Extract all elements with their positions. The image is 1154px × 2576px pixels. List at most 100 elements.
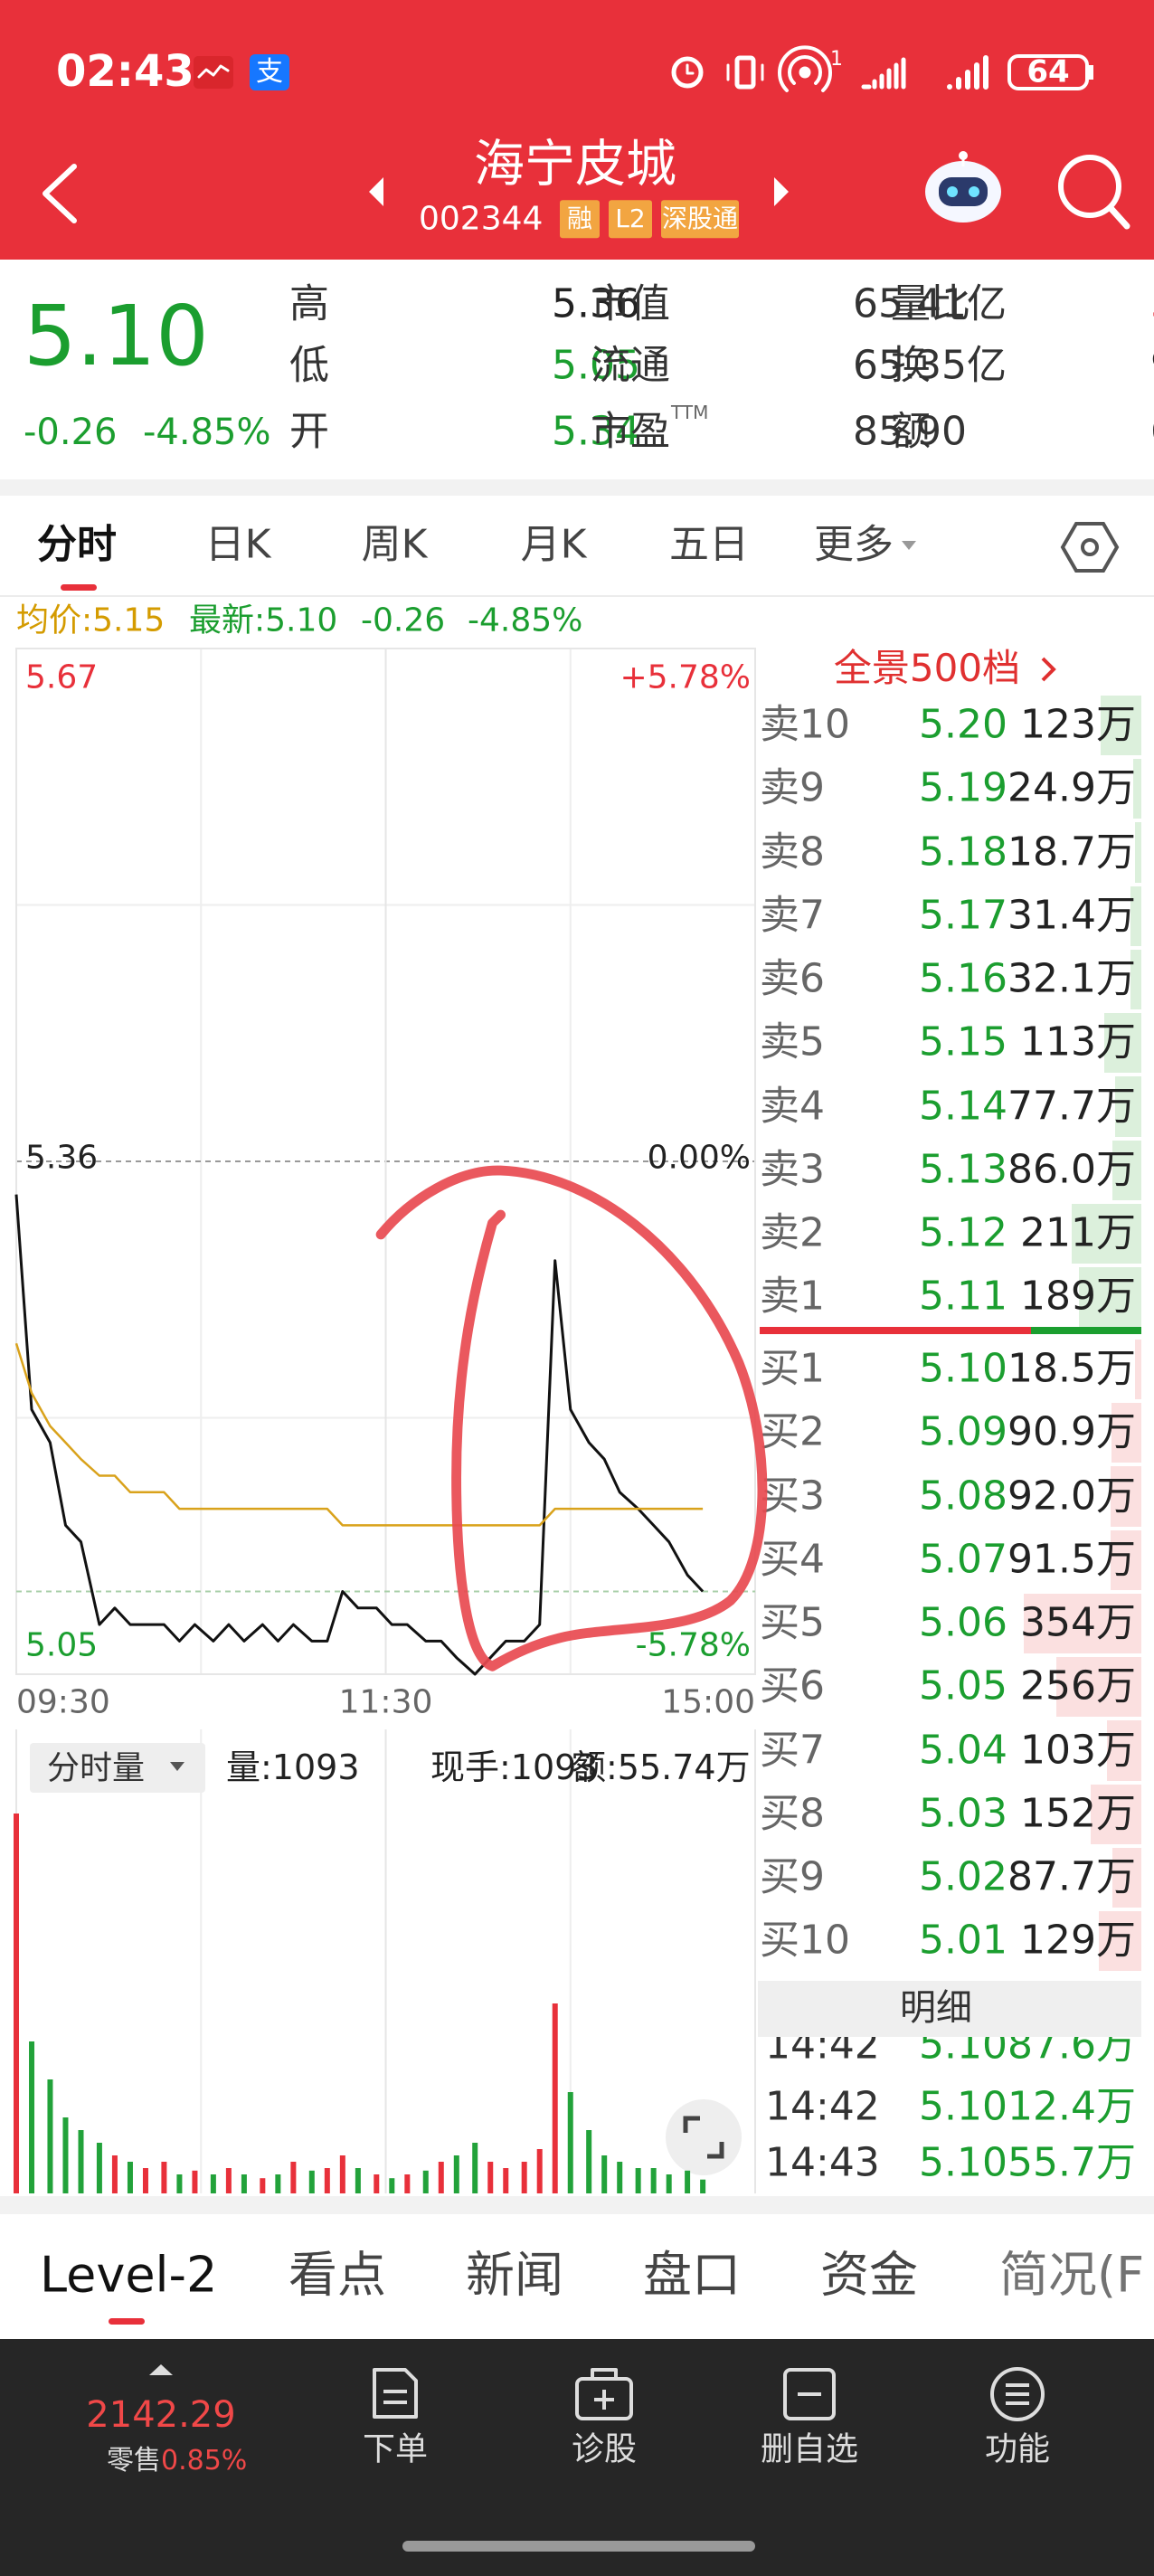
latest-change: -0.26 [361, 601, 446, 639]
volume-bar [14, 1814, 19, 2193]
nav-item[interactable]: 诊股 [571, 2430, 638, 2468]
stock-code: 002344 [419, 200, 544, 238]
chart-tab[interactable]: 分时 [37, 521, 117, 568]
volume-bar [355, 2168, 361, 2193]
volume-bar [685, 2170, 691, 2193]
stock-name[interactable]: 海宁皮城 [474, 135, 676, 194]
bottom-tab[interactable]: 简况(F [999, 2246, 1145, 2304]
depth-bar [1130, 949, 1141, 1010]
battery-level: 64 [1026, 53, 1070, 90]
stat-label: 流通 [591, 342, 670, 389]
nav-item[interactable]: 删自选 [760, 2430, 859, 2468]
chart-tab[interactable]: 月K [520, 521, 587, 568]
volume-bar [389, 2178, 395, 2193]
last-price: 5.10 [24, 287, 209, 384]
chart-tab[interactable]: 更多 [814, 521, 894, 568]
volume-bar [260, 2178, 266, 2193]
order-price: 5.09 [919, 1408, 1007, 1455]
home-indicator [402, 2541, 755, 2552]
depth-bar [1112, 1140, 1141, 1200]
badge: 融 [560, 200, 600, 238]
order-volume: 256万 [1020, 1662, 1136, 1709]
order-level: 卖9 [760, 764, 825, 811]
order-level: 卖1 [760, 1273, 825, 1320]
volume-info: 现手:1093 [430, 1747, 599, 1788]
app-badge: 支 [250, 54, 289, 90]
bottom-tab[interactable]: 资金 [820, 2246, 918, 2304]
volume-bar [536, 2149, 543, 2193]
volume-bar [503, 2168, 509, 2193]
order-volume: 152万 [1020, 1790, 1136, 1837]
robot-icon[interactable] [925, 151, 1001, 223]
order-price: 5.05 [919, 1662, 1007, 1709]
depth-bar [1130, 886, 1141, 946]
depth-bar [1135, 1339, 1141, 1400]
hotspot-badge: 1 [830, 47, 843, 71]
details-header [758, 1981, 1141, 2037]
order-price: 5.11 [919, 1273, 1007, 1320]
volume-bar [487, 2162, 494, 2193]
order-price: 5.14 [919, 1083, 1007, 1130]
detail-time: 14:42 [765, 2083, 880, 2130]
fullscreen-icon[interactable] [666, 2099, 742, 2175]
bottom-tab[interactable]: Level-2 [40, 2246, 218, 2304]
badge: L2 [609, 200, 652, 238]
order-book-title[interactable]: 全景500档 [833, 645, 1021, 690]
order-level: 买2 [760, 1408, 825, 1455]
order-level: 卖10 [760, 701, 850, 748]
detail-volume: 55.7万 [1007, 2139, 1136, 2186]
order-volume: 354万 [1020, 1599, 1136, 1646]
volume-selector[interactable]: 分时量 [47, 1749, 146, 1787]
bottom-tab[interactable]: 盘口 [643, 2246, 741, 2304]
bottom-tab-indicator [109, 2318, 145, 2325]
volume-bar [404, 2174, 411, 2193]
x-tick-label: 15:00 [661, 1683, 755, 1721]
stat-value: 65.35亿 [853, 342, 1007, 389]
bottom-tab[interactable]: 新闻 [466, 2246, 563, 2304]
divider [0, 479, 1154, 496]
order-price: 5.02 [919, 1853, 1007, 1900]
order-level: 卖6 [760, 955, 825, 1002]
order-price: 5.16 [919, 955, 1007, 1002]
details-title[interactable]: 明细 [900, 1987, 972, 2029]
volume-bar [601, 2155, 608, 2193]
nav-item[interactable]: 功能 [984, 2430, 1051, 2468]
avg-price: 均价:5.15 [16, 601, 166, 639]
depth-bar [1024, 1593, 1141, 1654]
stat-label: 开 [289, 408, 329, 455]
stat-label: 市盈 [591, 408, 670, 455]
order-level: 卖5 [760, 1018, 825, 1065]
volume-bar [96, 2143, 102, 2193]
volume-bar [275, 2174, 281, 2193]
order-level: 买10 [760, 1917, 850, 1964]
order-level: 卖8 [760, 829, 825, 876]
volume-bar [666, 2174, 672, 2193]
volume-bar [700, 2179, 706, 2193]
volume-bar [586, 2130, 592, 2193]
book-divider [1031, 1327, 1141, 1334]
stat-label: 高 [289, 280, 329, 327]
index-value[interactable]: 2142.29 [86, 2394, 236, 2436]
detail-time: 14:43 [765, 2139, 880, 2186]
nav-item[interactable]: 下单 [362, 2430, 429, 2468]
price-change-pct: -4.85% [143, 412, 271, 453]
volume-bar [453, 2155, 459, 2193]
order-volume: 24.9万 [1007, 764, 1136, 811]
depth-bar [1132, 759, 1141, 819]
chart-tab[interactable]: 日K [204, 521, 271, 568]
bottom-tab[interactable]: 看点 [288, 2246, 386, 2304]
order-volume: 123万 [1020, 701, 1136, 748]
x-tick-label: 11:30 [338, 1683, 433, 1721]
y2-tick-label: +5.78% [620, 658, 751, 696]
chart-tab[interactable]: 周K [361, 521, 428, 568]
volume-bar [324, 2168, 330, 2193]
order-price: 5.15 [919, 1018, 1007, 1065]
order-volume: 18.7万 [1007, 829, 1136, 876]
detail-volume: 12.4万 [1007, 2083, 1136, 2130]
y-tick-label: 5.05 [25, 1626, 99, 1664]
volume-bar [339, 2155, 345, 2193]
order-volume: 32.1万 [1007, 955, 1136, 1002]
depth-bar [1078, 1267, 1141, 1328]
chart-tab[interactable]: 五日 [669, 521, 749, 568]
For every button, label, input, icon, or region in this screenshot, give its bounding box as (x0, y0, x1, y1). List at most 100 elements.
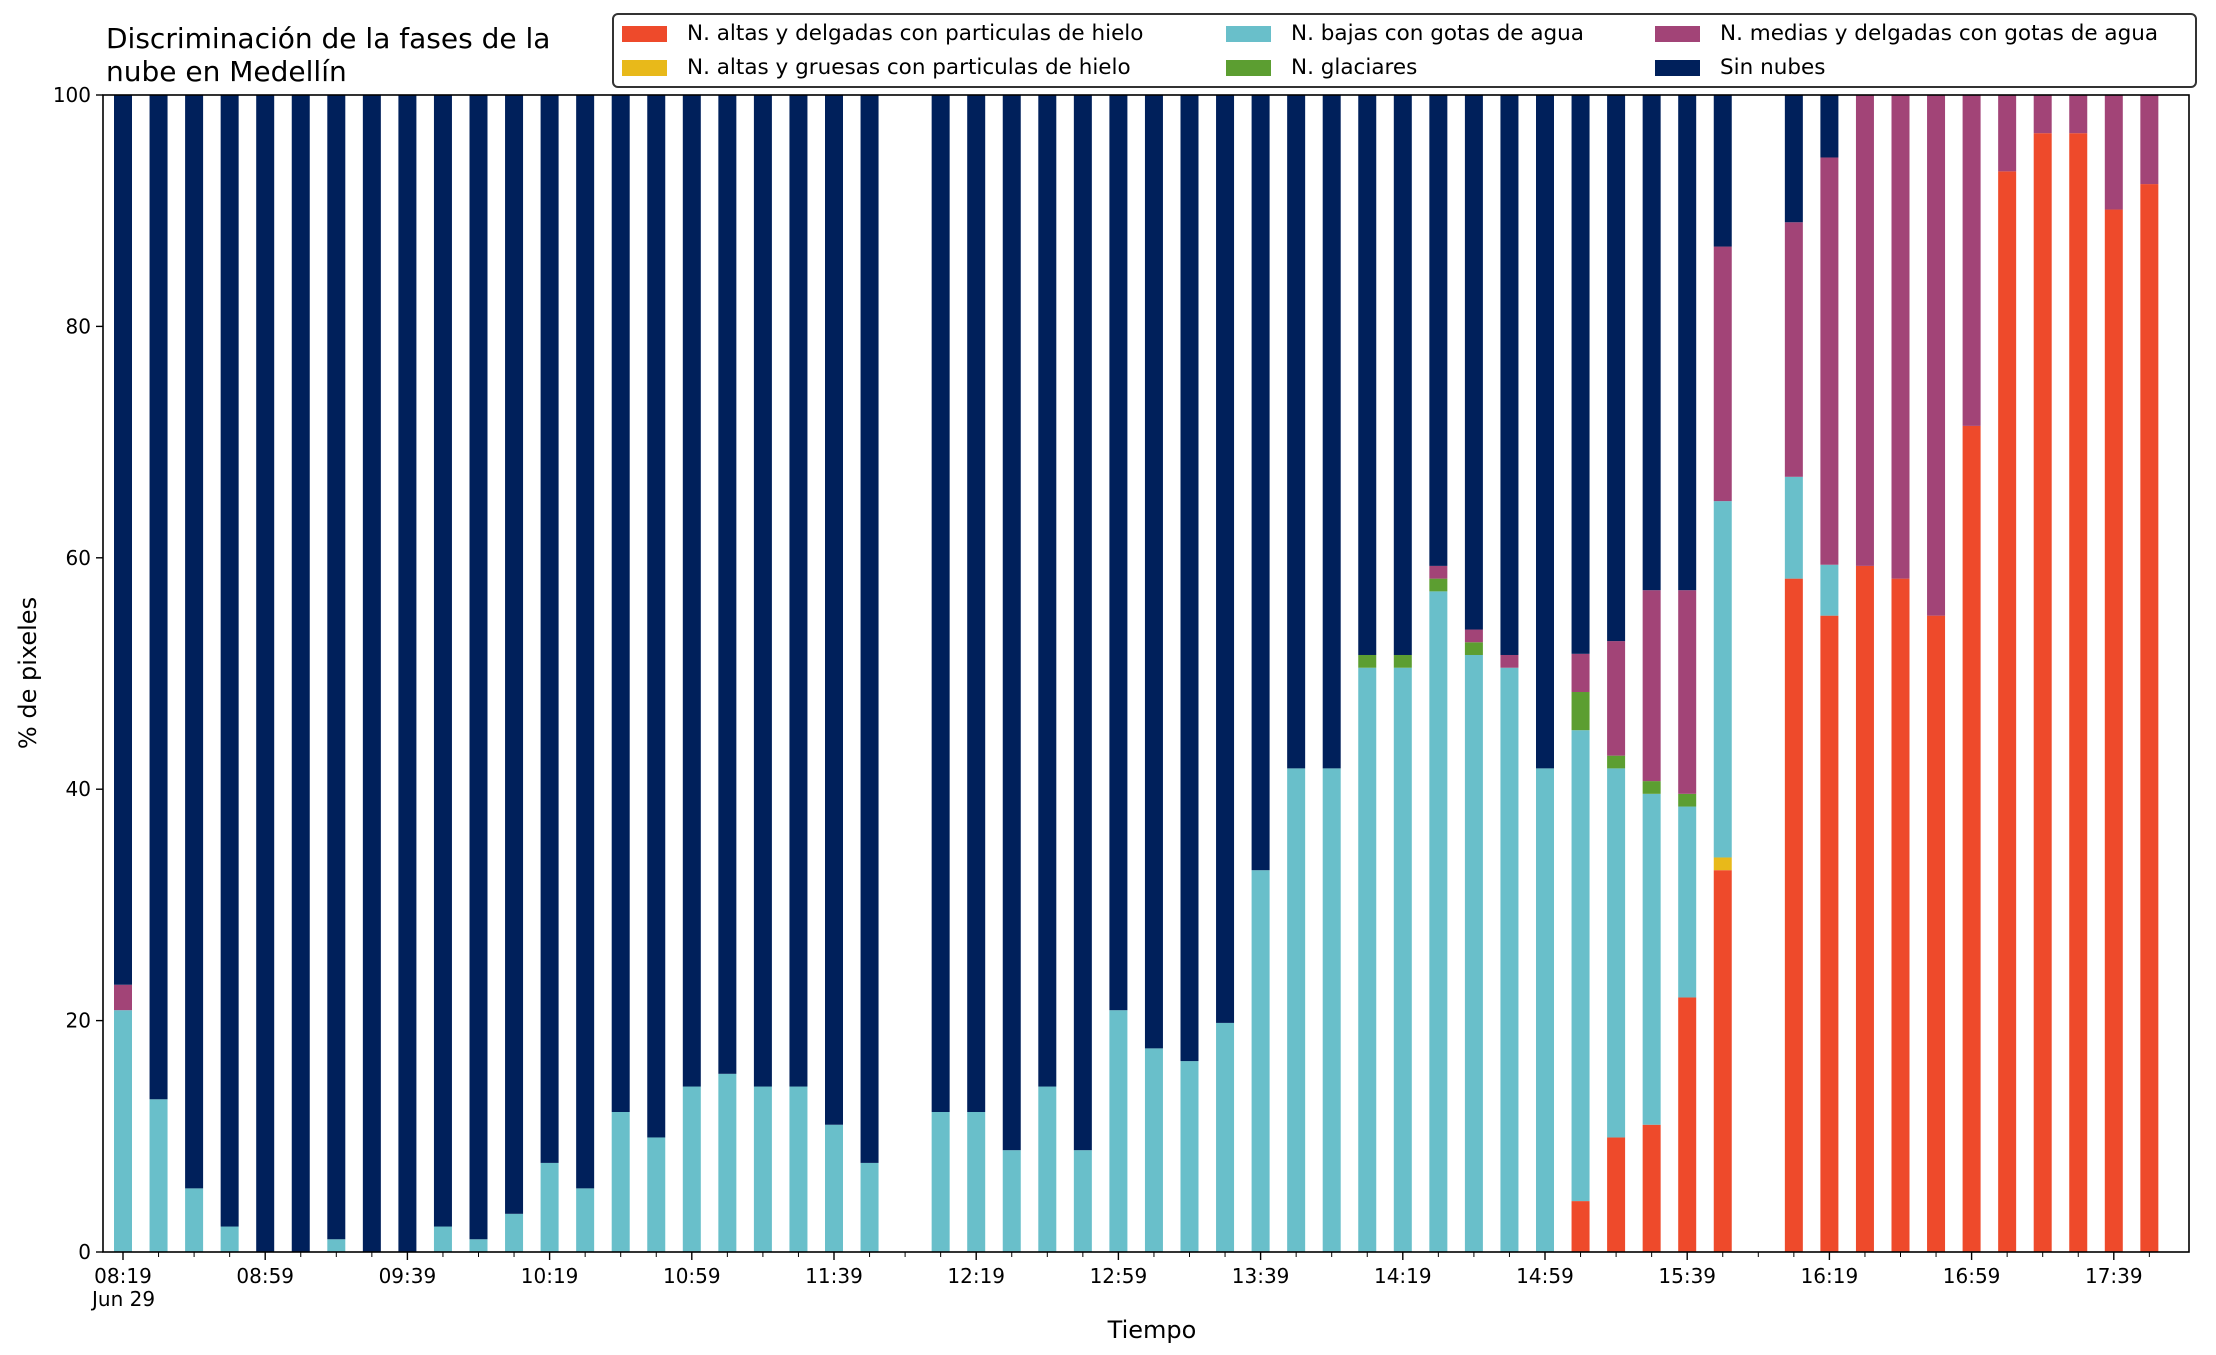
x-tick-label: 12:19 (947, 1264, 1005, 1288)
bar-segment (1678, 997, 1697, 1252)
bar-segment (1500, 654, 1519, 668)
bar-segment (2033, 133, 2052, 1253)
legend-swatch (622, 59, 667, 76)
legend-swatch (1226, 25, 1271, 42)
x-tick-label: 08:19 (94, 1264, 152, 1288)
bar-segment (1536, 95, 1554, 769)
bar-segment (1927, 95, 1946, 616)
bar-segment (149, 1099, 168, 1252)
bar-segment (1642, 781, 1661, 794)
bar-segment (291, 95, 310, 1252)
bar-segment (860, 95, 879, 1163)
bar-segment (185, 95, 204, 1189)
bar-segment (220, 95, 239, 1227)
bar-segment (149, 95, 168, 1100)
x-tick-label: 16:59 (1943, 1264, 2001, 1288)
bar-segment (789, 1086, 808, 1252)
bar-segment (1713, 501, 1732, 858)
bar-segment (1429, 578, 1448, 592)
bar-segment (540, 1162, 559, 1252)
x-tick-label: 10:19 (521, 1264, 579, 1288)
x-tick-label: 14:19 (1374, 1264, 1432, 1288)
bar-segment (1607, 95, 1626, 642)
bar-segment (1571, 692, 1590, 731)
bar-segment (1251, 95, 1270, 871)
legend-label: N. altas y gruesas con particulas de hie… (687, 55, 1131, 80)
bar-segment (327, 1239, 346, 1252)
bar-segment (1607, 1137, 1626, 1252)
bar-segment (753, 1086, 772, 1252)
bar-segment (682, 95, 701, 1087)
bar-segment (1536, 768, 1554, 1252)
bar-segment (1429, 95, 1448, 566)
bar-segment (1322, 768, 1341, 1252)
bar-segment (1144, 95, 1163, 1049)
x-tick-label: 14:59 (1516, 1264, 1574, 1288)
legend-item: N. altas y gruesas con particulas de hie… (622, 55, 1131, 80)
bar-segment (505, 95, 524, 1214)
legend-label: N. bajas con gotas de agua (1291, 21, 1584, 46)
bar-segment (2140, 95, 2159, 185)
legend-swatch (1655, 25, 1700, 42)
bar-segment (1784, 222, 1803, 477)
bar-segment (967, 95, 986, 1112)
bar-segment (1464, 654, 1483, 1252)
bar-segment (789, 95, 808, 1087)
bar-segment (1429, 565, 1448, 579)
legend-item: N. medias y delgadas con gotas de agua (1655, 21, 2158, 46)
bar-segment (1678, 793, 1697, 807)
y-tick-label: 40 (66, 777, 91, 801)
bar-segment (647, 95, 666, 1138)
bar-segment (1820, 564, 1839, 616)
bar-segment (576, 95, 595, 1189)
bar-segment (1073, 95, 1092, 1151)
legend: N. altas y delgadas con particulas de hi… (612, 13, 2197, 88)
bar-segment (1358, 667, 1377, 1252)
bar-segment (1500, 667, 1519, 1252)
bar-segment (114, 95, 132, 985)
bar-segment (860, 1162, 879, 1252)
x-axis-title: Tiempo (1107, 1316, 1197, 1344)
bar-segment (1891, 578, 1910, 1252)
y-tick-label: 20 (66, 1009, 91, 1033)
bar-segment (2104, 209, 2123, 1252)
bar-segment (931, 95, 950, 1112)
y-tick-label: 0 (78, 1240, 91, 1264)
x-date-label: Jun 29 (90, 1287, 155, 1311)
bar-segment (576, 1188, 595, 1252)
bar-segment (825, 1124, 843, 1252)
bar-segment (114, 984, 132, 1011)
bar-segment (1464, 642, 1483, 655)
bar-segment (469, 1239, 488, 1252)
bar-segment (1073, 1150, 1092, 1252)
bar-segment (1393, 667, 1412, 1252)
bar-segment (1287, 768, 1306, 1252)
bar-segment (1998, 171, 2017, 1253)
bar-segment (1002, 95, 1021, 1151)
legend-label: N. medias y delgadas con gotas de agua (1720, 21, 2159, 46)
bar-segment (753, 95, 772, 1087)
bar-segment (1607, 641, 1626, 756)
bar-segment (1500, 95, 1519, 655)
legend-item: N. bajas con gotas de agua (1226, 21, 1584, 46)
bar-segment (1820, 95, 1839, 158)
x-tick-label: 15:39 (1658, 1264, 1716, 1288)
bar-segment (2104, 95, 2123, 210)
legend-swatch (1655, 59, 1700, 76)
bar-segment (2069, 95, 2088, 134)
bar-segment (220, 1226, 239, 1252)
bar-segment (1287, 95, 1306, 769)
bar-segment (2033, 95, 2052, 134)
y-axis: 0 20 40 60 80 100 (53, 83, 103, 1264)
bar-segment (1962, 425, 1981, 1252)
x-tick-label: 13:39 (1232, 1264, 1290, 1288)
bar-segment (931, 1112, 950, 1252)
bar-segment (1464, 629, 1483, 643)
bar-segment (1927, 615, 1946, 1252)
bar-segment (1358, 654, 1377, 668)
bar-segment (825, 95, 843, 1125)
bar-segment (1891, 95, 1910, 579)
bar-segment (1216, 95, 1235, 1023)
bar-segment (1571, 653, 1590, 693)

=-=-=

#### [TO DO]
Present the stretch of entries from the line containing "latest-change: -0.26 [361, 601, 446, 639]" through the line containing "battery-level: 64 [1026, 53, 1070, 90]" as a Markdown table, with the row number under "Row" and the line under "Entry", omitting any blank lines.

#### [COMPLETE ANSWER]
| Row | Entry |
|---|---|
| 1 | latest-change: -0.26 [361, 601, 446, 639] |
| 2 | volume-bar [14, 1814, 19, 2193] |
| 3 | nav-item[interactable]: 诊股 [571, 2430, 638, 2468] |
| 4 | stock-code: 002344 [419, 200, 544, 238] |
| 5 | chart-tab[interactable]: 分时 [37, 521, 117, 568] |
| 6 | volume-bar [355, 2168, 361, 2193] |
| 7 | volume-bar [685, 2170, 691, 2193] |
| 8 | stock-name[interactable]: 海宁皮城 [474, 135, 676, 194] |
| 9 | bottom-tab[interactable]: 简况(F [999, 2246, 1145, 2304] |
| 10 | depth-bar [1130, 949, 1141, 1010] |
| 11 | battery-level: 64 [1026, 53, 1070, 90] |